[Start of Given data]
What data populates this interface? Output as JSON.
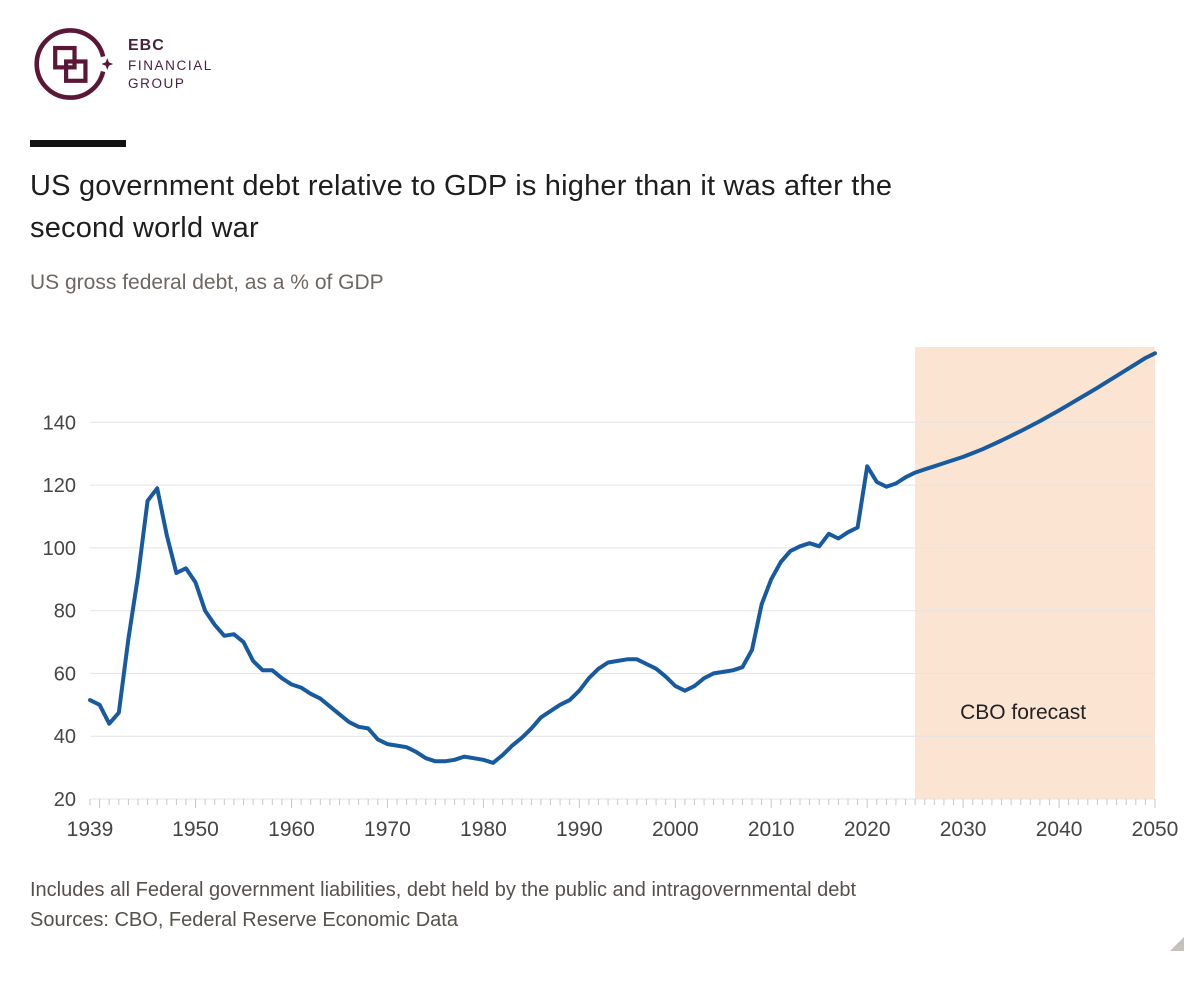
{
  "brand": {
    "abbr": "EBC",
    "line2": "FINANCIAL",
    "line3": "GROUP",
    "brand_color": "#5a1738"
  },
  "header": {
    "title_line1": "US government debt relative to GDP is higher than it was after the",
    "title_line2": "second world war",
    "subtitle": "US gross federal debt, as a % of GDP"
  },
  "chart_data": {
    "type": "line",
    "title": "US government debt relative to GDP is higher than it was after the second world war",
    "subtitle": "US gross federal debt, as a % of GDP",
    "xlabel": "",
    "ylabel": "% of GDP",
    "xlim": [
      1939,
      2050
    ],
    "ylim": [
      20,
      164
    ],
    "x_ticks": [
      1939,
      1950,
      1960,
      1970,
      1980,
      1990,
      2000,
      2010,
      2020,
      2030,
      2040,
      2050
    ],
    "y_ticks": [
      20,
      40,
      60,
      80,
      100,
      120,
      140
    ],
    "grid": "horizontal",
    "legend": "none",
    "line_color": "#175a9f",
    "forecast": {
      "start": 2025,
      "end": 2050,
      "label": "CBO forecast",
      "fill": "#fbe4d2"
    },
    "series": [
      {
        "name": "US gross federal debt, as a % of GDP",
        "points": [
          [
            1939,
            51.5
          ],
          [
            1940,
            50
          ],
          [
            1941,
            44
          ],
          [
            1942,
            47.5
          ],
          [
            1943,
            71
          ],
          [
            1944,
            91
          ],
          [
            1945,
            115
          ],
          [
            1946,
            119
          ],
          [
            1947,
            104
          ],
          [
            1948,
            92
          ],
          [
            1949,
            93.5
          ],
          [
            1950,
            89
          ],
          [
            1951,
            80
          ],
          [
            1952,
            75.5
          ],
          [
            1953,
            72
          ],
          [
            1954,
            72.5
          ],
          [
            1955,
            70
          ],
          [
            1956,
            64
          ],
          [
            1957,
            61
          ],
          [
            1958,
            61
          ],
          [
            1959,
            58.5
          ],
          [
            1960,
            56.5
          ],
          [
            1961,
            55.5
          ],
          [
            1962,
            53.5
          ],
          [
            1963,
            52
          ],
          [
            1964,
            49.5
          ],
          [
            1965,
            47
          ],
          [
            1966,
            44.5
          ],
          [
            1967,
            43
          ],
          [
            1968,
            42.5
          ],
          [
            1969,
            39
          ],
          [
            1970,
            37.5
          ],
          [
            1971,
            37
          ],
          [
            1972,
            36.5
          ],
          [
            1973,
            35
          ],
          [
            1974,
            33
          ],
          [
            1975,
            32
          ],
          [
            1976,
            32
          ],
          [
            1977,
            32.5
          ],
          [
            1978,
            33.5
          ],
          [
            1979,
            33
          ],
          [
            1980,
            32.5
          ],
          [
            1981,
            31.5
          ],
          [
            1982,
            34
          ],
          [
            1983,
            37
          ],
          [
            1984,
            39.5
          ],
          [
            1985,
            42.5
          ],
          [
            1986,
            46
          ],
          [
            1987,
            48
          ],
          [
            1988,
            50
          ],
          [
            1989,
            51.5
          ],
          [
            1990,
            54.5
          ],
          [
            1991,
            58.5
          ],
          [
            1992,
            61.5
          ],
          [
            1993,
            63.5
          ],
          [
            1994,
            64
          ],
          [
            1995,
            64.5
          ],
          [
            1996,
            64.5
          ],
          [
            1997,
            63
          ],
          [
            1998,
            61.5
          ],
          [
            1999,
            59
          ],
          [
            2000,
            56
          ],
          [
            2001,
            54.5
          ],
          [
            2002,
            56
          ],
          [
            2003,
            58.5
          ],
          [
            2004,
            60
          ],
          [
            2005,
            60.5
          ],
          [
            2006,
            61
          ],
          [
            2007,
            62
          ],
          [
            2008,
            67.5
          ],
          [
            2009,
            82
          ],
          [
            2010,
            90
          ],
          [
            2011,
            95.5
          ],
          [
            2012,
            99
          ],
          [
            2013,
            100.5
          ],
          [
            2014,
            101.5
          ],
          [
            2015,
            100.5
          ],
          [
            2016,
            104.5
          ],
          [
            2017,
            103
          ],
          [
            2018,
            105
          ],
          [
            2019,
            106.5
          ],
          [
            2020,
            126
          ],
          [
            2021,
            121
          ],
          [
            2022,
            119.5
          ],
          [
            2023,
            120.5
          ],
          [
            2024,
            122.5
          ],
          [
            2025,
            124
          ],
          [
            2026,
            125
          ],
          [
            2027,
            126
          ],
          [
            2028,
            127
          ],
          [
            2029,
            128
          ],
          [
            2030,
            129
          ],
          [
            2031,
            130.2
          ],
          [
            2032,
            131.4
          ],
          [
            2033,
            132.8
          ],
          [
            2034,
            134.2
          ],
          [
            2035,
            135.7
          ],
          [
            2036,
            137.2
          ],
          [
            2037,
            138.8
          ],
          [
            2038,
            140.4
          ],
          [
            2039,
            142.1
          ],
          [
            2040,
            143.8
          ],
          [
            2041,
            145.6
          ],
          [
            2042,
            147.4
          ],
          [
            2043,
            149.2
          ],
          [
            2044,
            151
          ],
          [
            2045,
            152.9
          ],
          [
            2046,
            154.8
          ],
          [
            2047,
            156.7
          ],
          [
            2048,
            158.6
          ],
          [
            2049,
            160.5
          ],
          [
            2050,
            162
          ]
        ]
      }
    ]
  },
  "footer": {
    "note": "Includes all Federal government liabilities, debt held by the public and intragovernmental debt",
    "sources": "Sources: CBO, Federal Reserve Economic Data"
  }
}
[End of Given data]
What is required:
Each entry above should be reproduced exactly, with the pictures removed.

Output of the task:
What data populates this interface? Output as JSON.
{
  "brand": {
    "abbr": "EBC",
    "line2": "FINANCIAL",
    "line3": "GROUP",
    "brand_color": "#5a1738"
  },
  "header": {
    "title_line1": "US government debt relative to GDP is higher than it was after the",
    "title_line2": "second world war",
    "subtitle": "US gross federal debt, as a % of GDP"
  },
  "chart_data": {
    "type": "line",
    "title": "US government debt relative to GDP is higher than it was after the second world war",
    "subtitle": "US gross federal debt, as a % of GDP",
    "xlabel": "",
    "ylabel": "% of GDP",
    "xlim": [
      1939,
      2050
    ],
    "ylim": [
      20,
      164
    ],
    "x_ticks": [
      1939,
      1950,
      1960,
      1970,
      1980,
      1990,
      2000,
      2010,
      2020,
      2030,
      2040,
      2050
    ],
    "y_ticks": [
      20,
      40,
      60,
      80,
      100,
      120,
      140
    ],
    "grid": "horizontal",
    "legend": "none",
    "line_color": "#175a9f",
    "forecast": {
      "start": 2025,
      "end": 2050,
      "label": "CBO forecast",
      "fill": "#fbe4d2"
    },
    "series": [
      {
        "name": "US gross federal debt, as a % of GDP",
        "points": [
          [
            1939,
            51.5
          ],
          [
            1940,
            50
          ],
          [
            1941,
            44
          ],
          [
            1942,
            47.5
          ],
          [
            1943,
            71
          ],
          [
            1944,
            91
          ],
          [
            1945,
            115
          ],
          [
            1946,
            119
          ],
          [
            1947,
            104
          ],
          [
            1948,
            92
          ],
          [
            1949,
            93.5
          ],
          [
            1950,
            89
          ],
          [
            1951,
            80
          ],
          [
            1952,
            75.5
          ],
          [
            1953,
            72
          ],
          [
            1954,
            72.5
          ],
          [
            1955,
            70
          ],
          [
            1956,
            64
          ],
          [
            1957,
            61
          ],
          [
            1958,
            61
          ],
          [
            1959,
            58.5
          ],
          [
            1960,
            56.5
          ],
          [
            1961,
            55.5
          ],
          [
            1962,
            53.5
          ],
          [
            1963,
            52
          ],
          [
            1964,
            49.5
          ],
          [
            1965,
            47
          ],
          [
            1966,
            44.5
          ],
          [
            1967,
            43
          ],
          [
            1968,
            42.5
          ],
          [
            1969,
            39
          ],
          [
            1970,
            37.5
          ],
          [
            1971,
            37
          ],
          [
            1972,
            36.5
          ],
          [
            1973,
            35
          ],
          [
            1974,
            33
          ],
          [
            1975,
            32
          ],
          [
            1976,
            32
          ],
          [
            1977,
            32.5
          ],
          [
            1978,
            33.5
          ],
          [
            1979,
            33
          ],
          [
            1980,
            32.5
          ],
          [
            1981,
            31.5
          ],
          [
            1982,
            34
          ],
          [
            1983,
            37
          ],
          [
            1984,
            39.5
          ],
          [
            1985,
            42.5
          ],
          [
            1986,
            46
          ],
          [
            1987,
            48
          ],
          [
            1988,
            50
          ],
          [
            1989,
            51.5
          ],
          [
            1990,
            54.5
          ],
          [
            1991,
            58.5
          ],
          [
            1992,
            61.5
          ],
          [
            1993,
            63.5
          ],
          [
            1994,
            64
          ],
          [
            1995,
            64.5
          ],
          [
            1996,
            64.5
          ],
          [
            1997,
            63
          ],
          [
            1998,
            61.5
          ],
          [
            1999,
            59
          ],
          [
            2000,
            56
          ],
          [
            2001,
            54.5
          ],
          [
            2002,
            56
          ],
          [
            2003,
            58.5
          ],
          [
            2004,
            60
          ],
          [
            2005,
            60.5
          ],
          [
            2006,
            61
          ],
          [
            2007,
            62
          ],
          [
            2008,
            67.5
          ],
          [
            2009,
            82
          ],
          [
            2010,
            90
          ],
          [
            2011,
            95.5
          ],
          [
            2012,
            99
          ],
          [
            2013,
            100.5
          ],
          [
            2014,
            101.5
          ],
          [
            2015,
            100.5
          ],
          [
            2016,
            104.5
          ],
          [
            2017,
            103
          ],
          [
            2018,
            105
          ],
          [
            2019,
            106.5
          ],
          [
            2020,
            126
          ],
          [
            2021,
            121
          ],
          [
            2022,
            119.5
          ],
          [
            2023,
            120.5
          ],
          [
            2024,
            122.5
          ],
          [
            2025,
            124
          ],
          [
            2026,
            125
          ],
          [
            2027,
            126
          ],
          [
            2028,
            127
          ],
          [
            2029,
            128
          ],
          [
            2030,
            129
          ],
          [
            2031,
            130.2
          ],
          [
            2032,
            131.4
          ],
          [
            2033,
            132.8
          ],
          [
            2034,
            134.2
          ],
          [
            2035,
            135.7
          ],
          [
            2036,
            137.2
          ],
          [
            2037,
            138.8
          ],
          [
            2038,
            140.4
          ],
          [
            2039,
            142.1
          ],
          [
            2040,
            143.8
          ],
          [
            2041,
            145.6
          ],
          [
            2042,
            147.4
          ],
          [
            2043,
            149.2
          ],
          [
            2044,
            151
          ],
          [
            2045,
            152.9
          ],
          [
            2046,
            154.8
          ],
          [
            2047,
            156.7
          ],
          [
            2048,
            158.6
          ],
          [
            2049,
            160.5
          ],
          [
            2050,
            162
          ]
        ]
      }
    ]
  },
  "footer": {
    "note": "Includes all Federal government liabilities, debt held by the public and intragovernmental debt",
    "sources": "Sources: CBO, Federal Reserve Economic Data"
  }
}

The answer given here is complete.